> **GIVEN TASK**:
Write the data out again, character for character, with no images.
— Start of PROVIDED INFORMATION —
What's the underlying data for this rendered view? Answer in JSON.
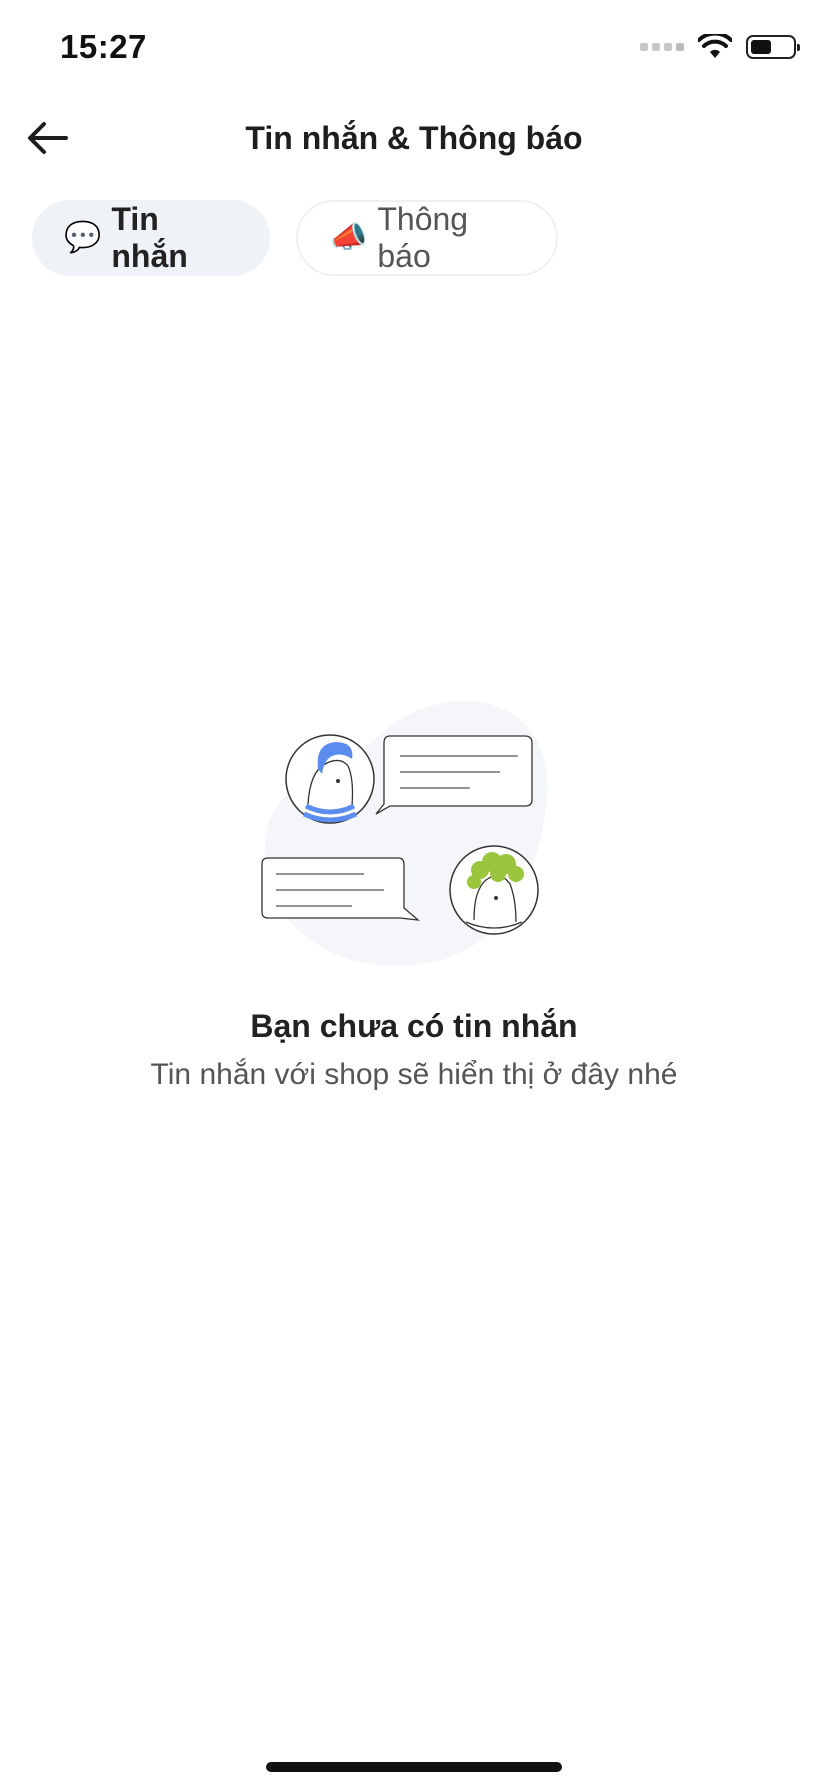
{
  "status_bar": {
    "time": "15:27"
  },
  "header": {
    "title": "Tin nhắn & Thông báo"
  },
  "tabs": [
    {
      "icon": "speech-bubble-icon",
      "emoji": "💬",
      "label": "Tin nhắn",
      "active": true
    },
    {
      "icon": "megaphone-icon",
      "emoji": "📣",
      "label": "Thông báo",
      "active": false
    }
  ],
  "empty_state": {
    "title": "Bạn chưa có tin nhắn",
    "subtitle": "Tin nhắn với shop sẽ hiển thị ở đây nhé"
  },
  "colors": {
    "active_tab_bg": "#eff2f6",
    "avatar_blue": "#5b8def",
    "avatar_green": "#9bc53d",
    "blob_bg": "#f4f6f9"
  }
}
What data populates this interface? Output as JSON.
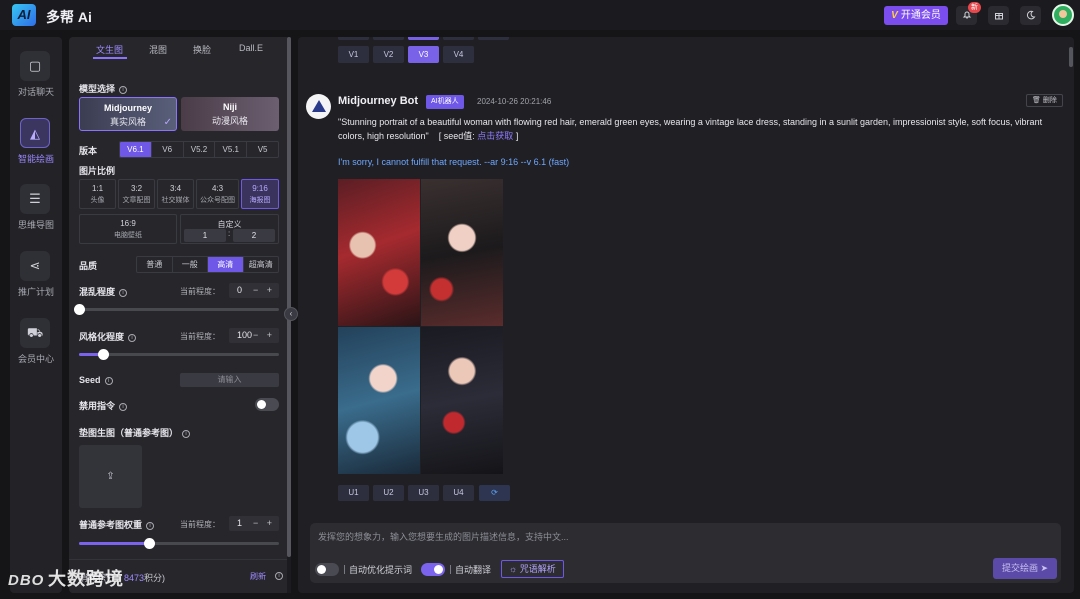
— End of PROVIDED INFORMATION —
> **EXERCISE SOLUTION**:
What's the underlying data for this rendered view? Answer in JSON.
{
  "status_bar": {
    "time": "15:27"
  },
  "header": {
    "title": "Tin nhắn & Thông báo"
  },
  "tabs": [
    {
      "icon": "speech-bubble-icon",
      "emoji": "💬",
      "label": "Tin nhắn",
      "active": true
    },
    {
      "icon": "megaphone-icon",
      "emoji": "📣",
      "label": "Thông báo",
      "active": false
    }
  ],
  "empty_state": {
    "title": "Bạn chưa có tin nhắn",
    "subtitle": "Tin nhắn với shop sẽ hiển thị ở đây nhé"
  },
  "colors": {
    "active_tab_bg": "#eff2f6",
    "avatar_blue": "#5b8def",
    "avatar_green": "#9bc53d",
    "blob_bg": "#f4f6f9"
  }
}
What data populates this interface? Output as JSON.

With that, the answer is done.